■ WORK REQUIRED:
Pick out each line in these entries that contains the string "изоляции".

===== RECORD LIST =====

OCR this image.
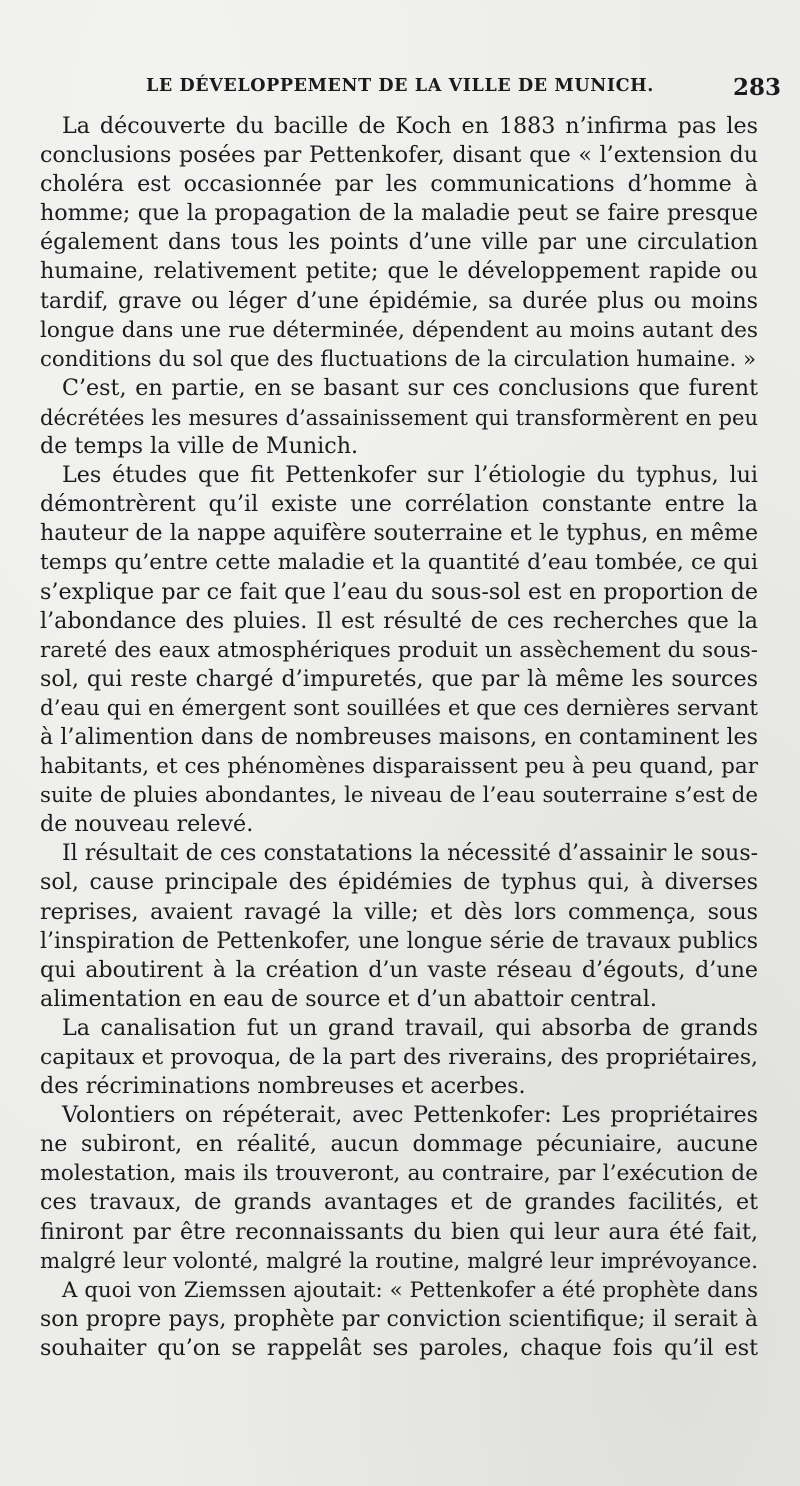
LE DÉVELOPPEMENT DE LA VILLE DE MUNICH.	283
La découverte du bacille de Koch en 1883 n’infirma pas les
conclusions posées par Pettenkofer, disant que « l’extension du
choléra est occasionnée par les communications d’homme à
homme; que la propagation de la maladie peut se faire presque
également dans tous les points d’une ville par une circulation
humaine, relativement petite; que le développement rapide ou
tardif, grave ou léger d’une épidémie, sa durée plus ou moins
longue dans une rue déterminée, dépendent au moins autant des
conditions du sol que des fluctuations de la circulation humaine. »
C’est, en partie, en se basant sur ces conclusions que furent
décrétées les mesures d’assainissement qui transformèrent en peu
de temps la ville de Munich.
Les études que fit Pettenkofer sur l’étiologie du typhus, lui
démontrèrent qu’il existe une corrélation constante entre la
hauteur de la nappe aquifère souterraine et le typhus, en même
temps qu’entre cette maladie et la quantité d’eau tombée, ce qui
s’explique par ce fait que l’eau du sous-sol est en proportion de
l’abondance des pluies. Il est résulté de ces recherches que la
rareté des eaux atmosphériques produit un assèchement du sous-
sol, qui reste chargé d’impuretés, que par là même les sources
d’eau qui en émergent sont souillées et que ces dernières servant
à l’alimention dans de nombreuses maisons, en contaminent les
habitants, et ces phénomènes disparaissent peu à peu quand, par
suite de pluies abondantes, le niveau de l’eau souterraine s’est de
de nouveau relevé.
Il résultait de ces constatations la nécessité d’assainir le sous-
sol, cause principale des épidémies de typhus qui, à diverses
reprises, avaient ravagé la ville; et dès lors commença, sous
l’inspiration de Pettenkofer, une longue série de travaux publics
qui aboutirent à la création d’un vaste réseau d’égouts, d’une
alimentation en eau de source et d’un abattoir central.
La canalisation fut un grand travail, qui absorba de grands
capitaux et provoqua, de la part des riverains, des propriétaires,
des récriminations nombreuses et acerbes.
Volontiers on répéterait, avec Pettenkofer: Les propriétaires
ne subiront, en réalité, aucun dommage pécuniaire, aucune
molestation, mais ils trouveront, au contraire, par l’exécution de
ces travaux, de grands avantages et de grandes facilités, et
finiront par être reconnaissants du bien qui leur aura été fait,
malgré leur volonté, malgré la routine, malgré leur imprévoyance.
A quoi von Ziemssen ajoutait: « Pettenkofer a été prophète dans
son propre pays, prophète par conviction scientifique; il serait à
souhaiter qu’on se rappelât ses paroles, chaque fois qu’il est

=====
===== RECORD LIST =====

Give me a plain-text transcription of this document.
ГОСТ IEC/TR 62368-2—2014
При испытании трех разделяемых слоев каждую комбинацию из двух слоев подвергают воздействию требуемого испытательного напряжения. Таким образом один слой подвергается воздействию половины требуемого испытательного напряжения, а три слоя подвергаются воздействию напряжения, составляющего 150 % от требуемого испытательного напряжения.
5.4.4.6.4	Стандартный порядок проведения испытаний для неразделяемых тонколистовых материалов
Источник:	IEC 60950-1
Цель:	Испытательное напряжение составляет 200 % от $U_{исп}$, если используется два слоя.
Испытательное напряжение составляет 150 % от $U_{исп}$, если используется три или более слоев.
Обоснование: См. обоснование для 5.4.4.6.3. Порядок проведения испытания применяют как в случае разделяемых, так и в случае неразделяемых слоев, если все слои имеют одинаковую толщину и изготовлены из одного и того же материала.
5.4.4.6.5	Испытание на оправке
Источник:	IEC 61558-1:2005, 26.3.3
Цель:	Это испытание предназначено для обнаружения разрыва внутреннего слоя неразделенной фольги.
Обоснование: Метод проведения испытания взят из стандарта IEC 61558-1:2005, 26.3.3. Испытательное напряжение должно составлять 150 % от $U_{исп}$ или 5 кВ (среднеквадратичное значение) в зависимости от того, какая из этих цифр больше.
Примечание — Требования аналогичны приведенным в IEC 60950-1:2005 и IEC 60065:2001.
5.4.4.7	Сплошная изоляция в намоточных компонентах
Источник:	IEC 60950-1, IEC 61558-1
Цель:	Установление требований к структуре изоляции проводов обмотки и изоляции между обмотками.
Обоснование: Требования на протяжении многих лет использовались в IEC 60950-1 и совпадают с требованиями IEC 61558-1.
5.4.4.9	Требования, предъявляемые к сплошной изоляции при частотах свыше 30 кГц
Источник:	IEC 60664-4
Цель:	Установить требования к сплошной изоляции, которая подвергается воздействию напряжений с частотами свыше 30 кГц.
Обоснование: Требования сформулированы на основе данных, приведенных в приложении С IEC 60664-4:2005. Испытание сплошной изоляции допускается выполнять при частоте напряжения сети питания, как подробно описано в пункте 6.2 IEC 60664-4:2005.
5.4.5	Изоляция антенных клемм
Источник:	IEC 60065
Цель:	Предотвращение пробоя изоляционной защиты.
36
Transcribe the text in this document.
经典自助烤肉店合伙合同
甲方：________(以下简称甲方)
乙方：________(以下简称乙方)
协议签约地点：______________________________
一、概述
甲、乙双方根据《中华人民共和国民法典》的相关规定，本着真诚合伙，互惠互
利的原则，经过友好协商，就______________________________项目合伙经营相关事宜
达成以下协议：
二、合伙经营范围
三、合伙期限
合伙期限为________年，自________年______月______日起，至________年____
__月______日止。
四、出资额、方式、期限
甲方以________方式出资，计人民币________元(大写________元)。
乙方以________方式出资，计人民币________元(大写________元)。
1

=====
===== RECORD LIST =====

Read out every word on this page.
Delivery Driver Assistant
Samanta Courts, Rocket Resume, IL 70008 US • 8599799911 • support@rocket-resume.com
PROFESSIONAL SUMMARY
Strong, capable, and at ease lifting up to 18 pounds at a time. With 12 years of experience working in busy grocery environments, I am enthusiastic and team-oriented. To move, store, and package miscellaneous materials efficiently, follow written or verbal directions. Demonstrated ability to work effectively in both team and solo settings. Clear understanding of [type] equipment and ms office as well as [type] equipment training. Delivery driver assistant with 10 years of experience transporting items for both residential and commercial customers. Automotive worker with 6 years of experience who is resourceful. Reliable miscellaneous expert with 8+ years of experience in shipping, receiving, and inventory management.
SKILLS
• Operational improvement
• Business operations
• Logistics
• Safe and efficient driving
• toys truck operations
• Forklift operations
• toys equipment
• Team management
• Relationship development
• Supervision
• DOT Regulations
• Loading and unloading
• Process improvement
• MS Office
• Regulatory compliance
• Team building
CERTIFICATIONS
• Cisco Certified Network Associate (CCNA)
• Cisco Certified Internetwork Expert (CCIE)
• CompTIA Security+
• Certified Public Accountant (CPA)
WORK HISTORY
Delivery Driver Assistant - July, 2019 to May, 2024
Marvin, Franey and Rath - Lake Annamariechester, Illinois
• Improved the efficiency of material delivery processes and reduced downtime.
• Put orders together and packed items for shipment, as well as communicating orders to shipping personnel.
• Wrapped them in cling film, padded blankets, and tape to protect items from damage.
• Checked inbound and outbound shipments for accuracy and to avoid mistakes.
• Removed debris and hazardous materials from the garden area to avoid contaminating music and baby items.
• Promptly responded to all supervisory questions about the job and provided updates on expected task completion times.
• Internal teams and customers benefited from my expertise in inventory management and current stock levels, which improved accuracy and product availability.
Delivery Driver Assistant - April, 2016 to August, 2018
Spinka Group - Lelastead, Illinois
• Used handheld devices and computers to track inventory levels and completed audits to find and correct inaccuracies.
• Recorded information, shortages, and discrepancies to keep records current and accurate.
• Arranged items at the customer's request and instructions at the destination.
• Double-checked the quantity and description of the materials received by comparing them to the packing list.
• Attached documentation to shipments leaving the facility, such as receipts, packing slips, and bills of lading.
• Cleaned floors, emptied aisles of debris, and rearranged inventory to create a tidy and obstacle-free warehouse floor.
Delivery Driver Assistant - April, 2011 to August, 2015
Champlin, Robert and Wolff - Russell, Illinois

=====

■ RESULT OF THIS EXERCISE:
Цель:	Установление требований к структуре изоляции проводов обмотки и изоляции между обмотками.
5.4.4.9	Требования, предъявляемые к сплошной изоляции при частотах свыше 30 кГц
Цель:	Установить требования к сплошной изоляции, которая подвергается воздействию напряжений с частотами свыше 30 кГц.
Обоснование: Требования сформулированы на основе данных, приведенных в приложении С IEC 60664-4:2005. Испытание сплошной изоляции допускается выполнять при частоте напряжения сети питания, как подробно описано в пункте 6.2 IEC 60664-4:2005.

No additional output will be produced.